*WHAT THIS TASK INVOLVES*.
Only a number is wanted: the count of lines in this listing that contain "ffffff".

*DATA EXTRACT*.
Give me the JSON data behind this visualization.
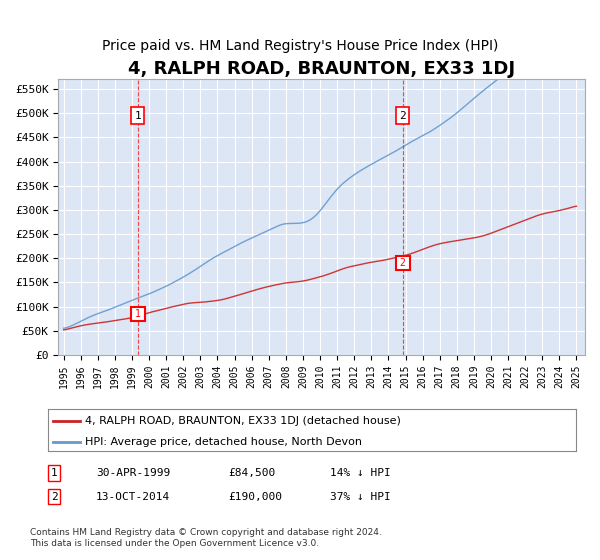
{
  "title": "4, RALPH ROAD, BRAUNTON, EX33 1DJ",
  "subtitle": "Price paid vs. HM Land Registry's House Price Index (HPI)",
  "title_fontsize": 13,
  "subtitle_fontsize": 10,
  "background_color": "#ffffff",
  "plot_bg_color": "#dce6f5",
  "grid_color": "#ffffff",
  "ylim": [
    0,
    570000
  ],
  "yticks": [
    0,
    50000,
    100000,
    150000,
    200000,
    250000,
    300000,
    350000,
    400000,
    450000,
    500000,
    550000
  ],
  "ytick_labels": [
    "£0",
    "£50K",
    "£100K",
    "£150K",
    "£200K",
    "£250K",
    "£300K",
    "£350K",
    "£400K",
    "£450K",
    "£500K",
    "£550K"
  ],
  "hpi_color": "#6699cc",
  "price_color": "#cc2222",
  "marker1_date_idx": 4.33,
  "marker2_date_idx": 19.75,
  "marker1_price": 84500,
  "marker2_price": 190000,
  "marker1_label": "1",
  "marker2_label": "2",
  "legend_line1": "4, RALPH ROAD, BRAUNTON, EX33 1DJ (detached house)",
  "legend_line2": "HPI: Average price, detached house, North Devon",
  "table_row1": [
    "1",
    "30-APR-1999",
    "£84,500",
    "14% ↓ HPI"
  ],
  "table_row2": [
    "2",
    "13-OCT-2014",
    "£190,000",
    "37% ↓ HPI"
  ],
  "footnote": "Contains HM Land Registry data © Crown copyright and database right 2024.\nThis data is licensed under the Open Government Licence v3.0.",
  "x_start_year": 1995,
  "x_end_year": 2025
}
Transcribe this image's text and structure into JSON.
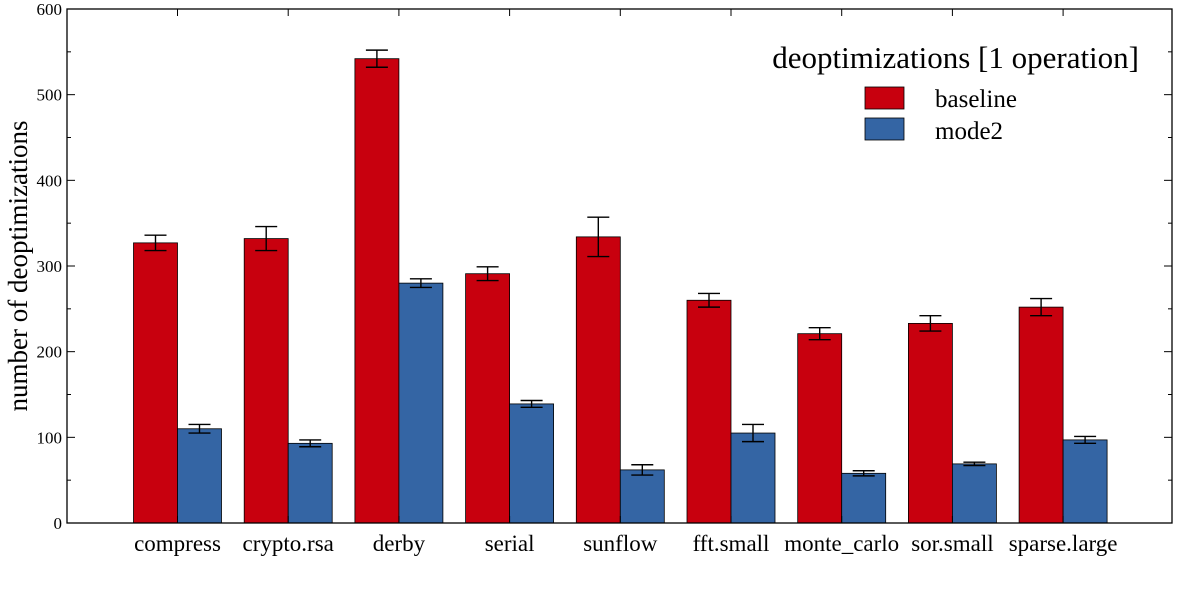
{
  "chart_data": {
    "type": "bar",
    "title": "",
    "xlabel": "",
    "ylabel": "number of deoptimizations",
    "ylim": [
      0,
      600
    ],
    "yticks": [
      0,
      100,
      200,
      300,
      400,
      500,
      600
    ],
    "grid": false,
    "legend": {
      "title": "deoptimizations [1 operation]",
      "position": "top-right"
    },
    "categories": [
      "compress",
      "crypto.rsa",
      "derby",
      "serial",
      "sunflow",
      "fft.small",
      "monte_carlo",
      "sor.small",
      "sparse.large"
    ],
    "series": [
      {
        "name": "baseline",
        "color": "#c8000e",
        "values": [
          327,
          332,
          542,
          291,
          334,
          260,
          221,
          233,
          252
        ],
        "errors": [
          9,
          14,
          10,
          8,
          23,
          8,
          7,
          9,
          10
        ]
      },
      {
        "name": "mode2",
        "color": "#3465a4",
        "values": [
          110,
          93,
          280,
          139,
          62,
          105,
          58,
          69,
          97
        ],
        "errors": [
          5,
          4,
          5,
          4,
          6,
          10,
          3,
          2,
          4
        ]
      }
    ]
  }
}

*THE SOLUTION*.
2